WRITTEN PROBLEM. Which lines below hold the word "only"? Copy all of them.

EXCERPTED RECORDS.
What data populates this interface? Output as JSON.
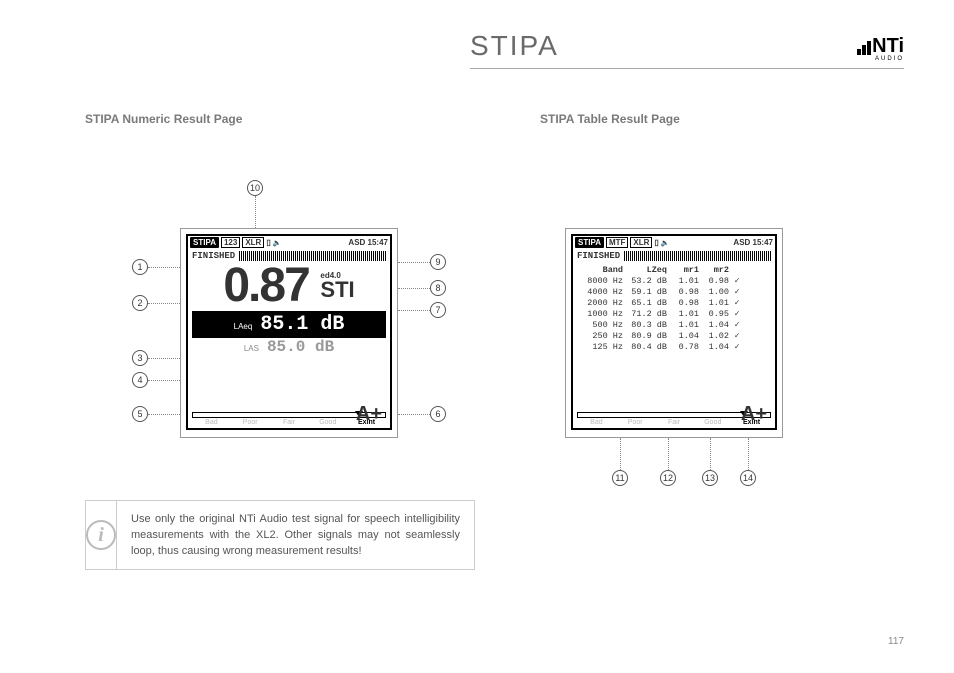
{
  "header": {
    "title": "STIPA",
    "logo_text": "NTi",
    "logo_sub": "AUDIO"
  },
  "sections": {
    "left_title": "STIPA Numeric Result Page",
    "right_title": "STIPA Table Result Page"
  },
  "numeric_screen": {
    "topbar": {
      "mode": "STIPA",
      "view": "123",
      "input": "XLR",
      "extra": "ASD 15:47"
    },
    "status": "FINISHED",
    "sti_value": "0.87",
    "sti_edition": "ed4.0",
    "sti_label": "STI",
    "laeq_label": "LAeq",
    "laeq_value": "85.1 dB",
    "las_label": "LAS",
    "las_value": "85.0 dB",
    "quality": {
      "labels": [
        "Bad",
        "Poor",
        "Fair",
        "Good",
        "Exlnt"
      ],
      "grade": "A+"
    }
  },
  "table_screen": {
    "topbar": {
      "mode": "STIPA",
      "view": "MTF",
      "input": "XLR",
      "extra": "ASD 15:47"
    },
    "status": "FINISHED",
    "columns": [
      "Band",
      "LZeq",
      "mr1",
      "mr2"
    ],
    "rows": [
      [
        "8000 Hz",
        "53.2 dB",
        "1.01",
        "0.98",
        "✓"
      ],
      [
        "4000 Hz",
        "59.1 dB",
        "0.98",
        "1.00",
        "✓"
      ],
      [
        "2000 Hz",
        "65.1 dB",
        "0.98",
        "1.01",
        "✓"
      ],
      [
        "1000 Hz",
        "71.2 dB",
        "1.01",
        "0.95",
        "✓"
      ],
      [
        "500 Hz",
        "80.3 dB",
        "1.01",
        "1.04",
        "✓"
      ],
      [
        "250 Hz",
        "80.9 dB",
        "1.04",
        "1.02",
        "✓"
      ],
      [
        "125 Hz",
        "80.4 dB",
        "0.78",
        "1.04",
        "✓"
      ]
    ],
    "quality": {
      "labels": [
        "Bad",
        "Poor",
        "Fair",
        "Good",
        "Exlnt"
      ],
      "grade": "A+"
    }
  },
  "callouts_left": [
    "1",
    "2",
    "3",
    "4",
    "5",
    "6",
    "7",
    "8",
    "9",
    "10"
  ],
  "callouts_right": [
    "11",
    "12",
    "13",
    "14"
  ],
  "info_text": "Use only the original NTi Audio test signal for speech intelligibility measurements with the XL2. Other signals may not seamlessly loop, thus causing wrong measurement results!",
  "page_number": "117"
}
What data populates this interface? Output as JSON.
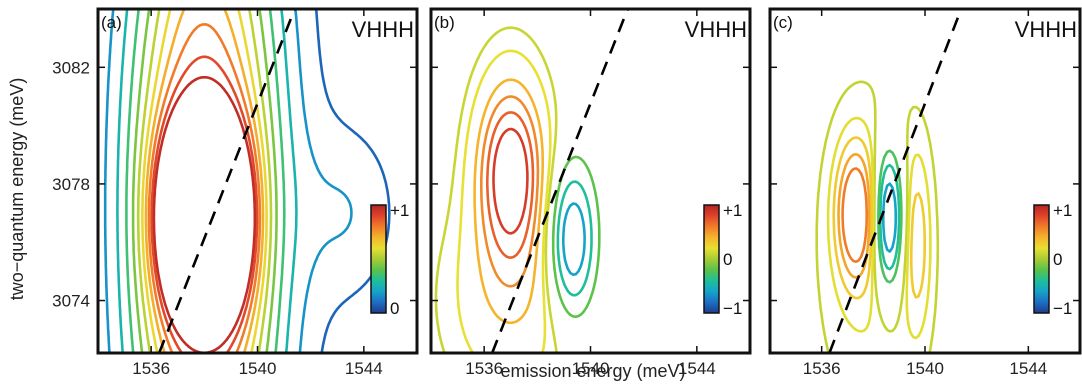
{
  "chart_data": {
    "type": "contour",
    "xlabel": "emission energy (meV)",
    "ylabel": "two−quantum energy (meV)",
    "x_range": [
      1534,
      1546
    ],
    "y_range": [
      3072.2,
      3084
    ],
    "x_ticks": [
      1536,
      1540,
      1544
    ],
    "x_tick_labels": [
      "1536",
      "1540",
      "1544"
    ],
    "y_ticks": [
      3074,
      3078,
      3082
    ],
    "y_tick_labels": [
      "3074",
      "3078",
      "3082"
    ],
    "diagonal_line": {
      "style": "dashed",
      "color": "#000000",
      "points": [
        [
          1536.3,
          3072.2
        ],
        [
          1541.4,
          3084
        ]
      ]
    },
    "colormap": [
      "#1e3c8c",
      "#1d6fc4",
      "#16a3c9",
      "#1fbf9a",
      "#5cc24a",
      "#a8cc35",
      "#e8e033",
      "#f5b42c",
      "#f07c2a",
      "#e0432a",
      "#b52525"
    ],
    "panels": [
      {
        "label": "(a)",
        "polarization": "VHHH",
        "colorbar": {
          "ticks": [
            "+1",
            "0"
          ],
          "range": [
            0,
            1
          ]
        },
        "peaks": [
          {
            "x": 1537.2,
            "y": 3076.8,
            "amp": 1.0,
            "sx": 1.05,
            "sy": 3.0
          },
          {
            "x": 1538.8,
            "y": 3076.8,
            "amp": 1.0,
            "sx": 1.05,
            "sy": 3.0
          },
          {
            "x": 1538.0,
            "y": 3077.2,
            "amp": 1.0,
            "sx": 2.8,
            "sy": 13.0
          },
          {
            "x": 1543.5,
            "y": 3077.0,
            "amp": 0.15,
            "sx": 1.8,
            "sy": 3.0
          }
        ],
        "levels": [
          0.08,
          0.17,
          0.26,
          0.35,
          0.44,
          0.53,
          0.62,
          0.71,
          0.8,
          0.89,
          0.97
        ]
      },
      {
        "label": "(b)",
        "polarization": "VHHH",
        "colorbar": {
          "ticks": [
            "+1",
            "0",
            "−1"
          ],
          "range": [
            -1,
            1
          ]
        },
        "peaks": [
          {
            "x": 1537.0,
            "y": 3078.5,
            "amp": 1.0,
            "sx": 1.3,
            "sy": 3.2
          },
          {
            "x": 1539.3,
            "y": 3076.0,
            "amp": -0.9,
            "sx": 0.9,
            "sy": 2.6
          },
          {
            "x": 1537.0,
            "y": 3074.0,
            "amp": 0.35,
            "sx": 2.5,
            "sy": 3.5
          }
        ],
        "levels": [
          -0.8,
          -0.6,
          -0.4,
          -0.2,
          0.1,
          0.2,
          0.4,
          0.55,
          0.7,
          0.85
        ]
      },
      {
        "label": "(c)",
        "polarization": "VHHH",
        "colorbar": {
          "ticks": [
            "+1",
            "0",
            "−1"
          ],
          "range": [
            -1,
            1
          ]
        },
        "peaks": [
          {
            "x": 1537.3,
            "y": 3077.0,
            "amp": 0.75,
            "sx": 0.7,
            "sy": 2.2
          },
          {
            "x": 1538.6,
            "y": 3076.8,
            "amp": -1.0,
            "sx": 0.55,
            "sy": 2.4
          },
          {
            "x": 1538.0,
            "y": 3075.5,
            "amp": 0.2,
            "sx": 2.2,
            "sy": 6.0
          },
          {
            "x": 1539.7,
            "y": 3076.0,
            "amp": 0.3,
            "sx": 0.5,
            "sy": 3.0
          }
        ],
        "levels": [
          -0.8,
          -0.6,
          -0.4,
          -0.25,
          0.08,
          0.18,
          0.3,
          0.45,
          0.6
        ]
      }
    ]
  }
}
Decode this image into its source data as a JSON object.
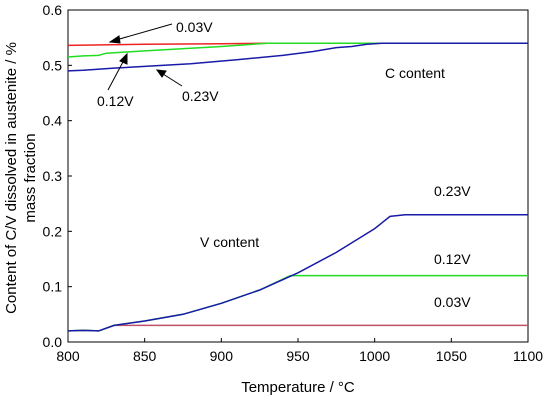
{
  "chart_data": {
    "type": "line",
    "xlabel": "Temperature / °C",
    "ylabel_line1": "Content of C/V dissolved in austenite / %",
    "ylabel_line2": "mass fraction",
    "xlim": [
      800,
      1100
    ],
    "ylim": [
      0,
      0.6
    ],
    "xticks": [
      "800",
      "850",
      "900",
      "950",
      "1000",
      "1050",
      "1100"
    ],
    "yticks": [
      "0.0",
      "0.1",
      "0.2",
      "0.3",
      "0.4",
      "0.5",
      "0.6"
    ],
    "grid": false,
    "colors": {
      "v003": "#ee2222",
      "v012": "#22dd22",
      "v023": "#1a1aaa",
      "v003_v": "#c0506a"
    },
    "series": [
      {
        "group": "C content",
        "label": "0.03V",
        "color_key": "v003",
        "points": [
          [
            800,
            0.536
          ],
          [
            850,
            0.538
          ],
          [
            900,
            0.539
          ],
          [
            930,
            0.54
          ],
          [
            1100,
            0.54
          ]
        ]
      },
      {
        "group": "C content",
        "label": "0.12V",
        "color_key": "v012",
        "points": [
          [
            800,
            0.515
          ],
          [
            810,
            0.517
          ],
          [
            820,
            0.518
          ],
          [
            825,
            0.522
          ],
          [
            850,
            0.526
          ],
          [
            900,
            0.534
          ],
          [
            930,
            0.54
          ],
          [
            1100,
            0.54
          ]
        ]
      },
      {
        "group": "C content",
        "label": "0.23V",
        "color_key": "v023",
        "points": [
          [
            800,
            0.49
          ],
          [
            810,
            0.491
          ],
          [
            830,
            0.495
          ],
          [
            850,
            0.498
          ],
          [
            880,
            0.503
          ],
          [
            910,
            0.51
          ],
          [
            940,
            0.518
          ],
          [
            960,
            0.525
          ],
          [
            975,
            0.532
          ],
          [
            985,
            0.534
          ],
          [
            995,
            0.538
          ],
          [
            1005,
            0.54
          ],
          [
            1100,
            0.54
          ]
        ]
      },
      {
        "group": "V content",
        "label": "0.03V",
        "color_key": "v003_v",
        "points": [
          [
            800,
            0.02
          ],
          [
            810,
            0.021
          ],
          [
            820,
            0.02
          ],
          [
            830,
            0.03
          ],
          [
            1100,
            0.03
          ]
        ]
      },
      {
        "group": "V content",
        "label": "0.12V",
        "color_key": "v012",
        "points": [
          [
            800,
            0.02
          ],
          [
            810,
            0.021
          ],
          [
            820,
            0.02
          ],
          [
            830,
            0.03
          ],
          [
            850,
            0.038
          ],
          [
            875,
            0.05
          ],
          [
            900,
            0.07
          ],
          [
            925,
            0.094
          ],
          [
            945,
            0.12
          ],
          [
            1100,
            0.12
          ]
        ]
      },
      {
        "group": "V content",
        "label": "0.23V",
        "color_key": "v023",
        "points": [
          [
            800,
            0.02
          ],
          [
            810,
            0.021
          ],
          [
            820,
            0.02
          ],
          [
            830,
            0.03
          ],
          [
            850,
            0.038
          ],
          [
            875,
            0.05
          ],
          [
            900,
            0.07
          ],
          [
            925,
            0.094
          ],
          [
            950,
            0.125
          ],
          [
            975,
            0.162
          ],
          [
            1000,
            0.205
          ],
          [
            1010,
            0.227
          ],
          [
            1020,
            0.23
          ],
          [
            1100,
            0.23
          ]
        ]
      }
    ],
    "annotations": {
      "c_content": "C content",
      "v_content": "V content",
      "c_003": "0.03V",
      "c_012": "0.12V",
      "c_023": "0.23V",
      "v_023": "0.23V",
      "v_012": "0.12V",
      "v_003": "0.03V"
    }
  }
}
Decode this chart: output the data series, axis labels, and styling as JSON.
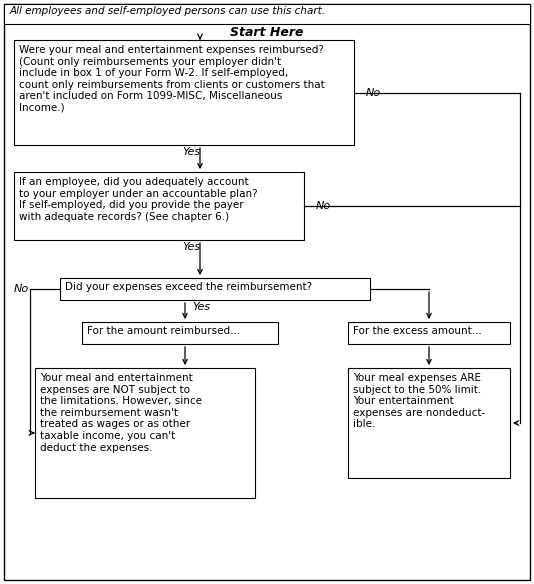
{
  "title_text": "All employees and self-employed persons can use this chart.",
  "start_label": "Start Here",
  "box1_text": "Were your meal and entertainment expenses reimbursed?\n(Count only reimbursements your employer didn't\ninclude in box 1 of your Form W-2. If self-employed,\ncount only reimbursements from clients or customers that\naren't included on Form 1099-MISC, Miscellaneous\nIncome.)",
  "box2_text": "If an employee, did you adequately account\nto your employer under an accountable plan?\nIf self-employed, did you provide the payer\nwith adequate records? (See chapter 6.)",
  "box3_text": "Did your expenses exceed the reimbursement?",
  "box4_text": "For the amount reimbursed...",
  "box5_text": "For the excess amount...",
  "box6_text": "Your meal and entertainment\nexpenses are NOT subject to\nthe limitations. However, since\nthe reimbursement wasn't\ntreated as wages or as other\ntaxable income, you can't\ndeduct the expenses.",
  "box7_text": "Your meal expenses ARE\nsubject to the 50% limit.\nYour entertainment\nexpenses are nondeduct-\nible.",
  "bg_color": "#ffffff",
  "border_color": "#000000",
  "box_fill": "#ffffff",
  "text_color": "#000000"
}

RESULT.
  "info_text": "Use only the original NTi Audio test signal for speech intelligibility measurements with the XL2. Other signals may not seamlessly loop, thus causing wrong measurement results!",
  "box1_text": "Were your meal and entertainment expenses reimbursed?\n(Count only reimbursements your employer didn't\ninclude in box 1 of your Form W-2. If self-employed,\ncount only reimbursements from clients or customers that\naren't included on Form 1099-MISC, Miscellaneous\nIncome.)",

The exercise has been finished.